Task to complete
Copy out all the entries exactly.

(Stored records)
== == ==
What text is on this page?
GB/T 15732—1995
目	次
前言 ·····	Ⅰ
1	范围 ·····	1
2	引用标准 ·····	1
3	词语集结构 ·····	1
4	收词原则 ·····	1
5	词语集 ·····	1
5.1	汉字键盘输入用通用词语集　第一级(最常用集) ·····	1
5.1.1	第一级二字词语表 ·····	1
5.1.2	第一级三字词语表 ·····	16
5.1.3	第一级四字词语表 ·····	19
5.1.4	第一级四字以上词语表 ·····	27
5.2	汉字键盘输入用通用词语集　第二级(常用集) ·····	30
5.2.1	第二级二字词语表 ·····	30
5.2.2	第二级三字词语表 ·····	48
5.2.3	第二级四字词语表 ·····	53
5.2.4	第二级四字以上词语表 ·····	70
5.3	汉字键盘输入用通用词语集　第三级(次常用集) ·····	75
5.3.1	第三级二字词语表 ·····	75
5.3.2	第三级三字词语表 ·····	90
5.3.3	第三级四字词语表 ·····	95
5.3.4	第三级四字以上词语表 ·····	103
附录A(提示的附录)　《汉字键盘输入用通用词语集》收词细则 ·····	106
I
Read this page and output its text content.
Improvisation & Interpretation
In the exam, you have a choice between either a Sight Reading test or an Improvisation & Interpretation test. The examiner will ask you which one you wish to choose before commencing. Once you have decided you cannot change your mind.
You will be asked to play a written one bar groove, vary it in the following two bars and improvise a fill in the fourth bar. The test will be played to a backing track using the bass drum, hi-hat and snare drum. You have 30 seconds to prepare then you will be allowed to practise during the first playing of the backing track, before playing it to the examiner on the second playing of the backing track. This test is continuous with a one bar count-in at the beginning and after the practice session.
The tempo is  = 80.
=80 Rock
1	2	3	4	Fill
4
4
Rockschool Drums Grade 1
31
== == ==
Exercise result
What text is on this page?
GB/T 15732—1995
目	次
前言 ·····	Ⅰ
1	范围 ·····	1
2	引用标准 ·····	1
3	词语集结构 ·····	1
4	收词原则 ·····	1
5	词语集 ·····	1
5.1	汉字键盘输入用通用词语集　第一级(最常用集) ·····	1
5.1.1	第一级二字词语表 ·····	1
5.1.2	第一级三字词语表 ·····	16
5.1.3	第一级四字词语表 ·····	19
5.1.4	第一级四字以上词语表 ·····	27
5.2	汉字键盘输入用通用词语集　第二级(常用集) ·····	30
5.2.1	第二级二字词语表 ·····	30
5.2.2	第二级三字词语表 ·····	48
5.2.3	第二级四字词语表 ·····	53
5.2.4	第二级四字以上词语表 ·····	70
5.3	汉字键盘输入用通用词语集　第三级(次常用集) ·····	75
5.3.1	第三级二字词语表 ·····	75
5.3.2	第三级三字词语表 ·····	90
5.3.3	第三级四字词语表 ·····	95
5.3.4	第三级四字以上词语表 ·····	103
附录A(提示的附录)　《汉字键盘输入用通用词语集》收词细则 ·····	106
I
Read this page and output its text content.
Improvisation & Interpretation
In the exam, you have a choice between either a Sight Reading test or an Improvisation & Interpretation test. The examiner will ask you which one you wish to choose before commencing. Once you have decided you cannot change your mind.
You will be asked to play a written one bar groove, vary it in the following two bars and improvise a fill in the fourth bar. The test will be played to a backing track using the bass drum, hi-hat and snare drum. You have 30 seconds to prepare then you will be allowed to practise during the first playing of the backing track, before playing it to the examiner on the second playing of the backing track. This test is continuous with a one bar count-in at the beginning and after the practice session.
The tempo is  = 80.
=80 Rock
1	2	3	4	Fill
4
4
Rockschool Drums Grade 1
31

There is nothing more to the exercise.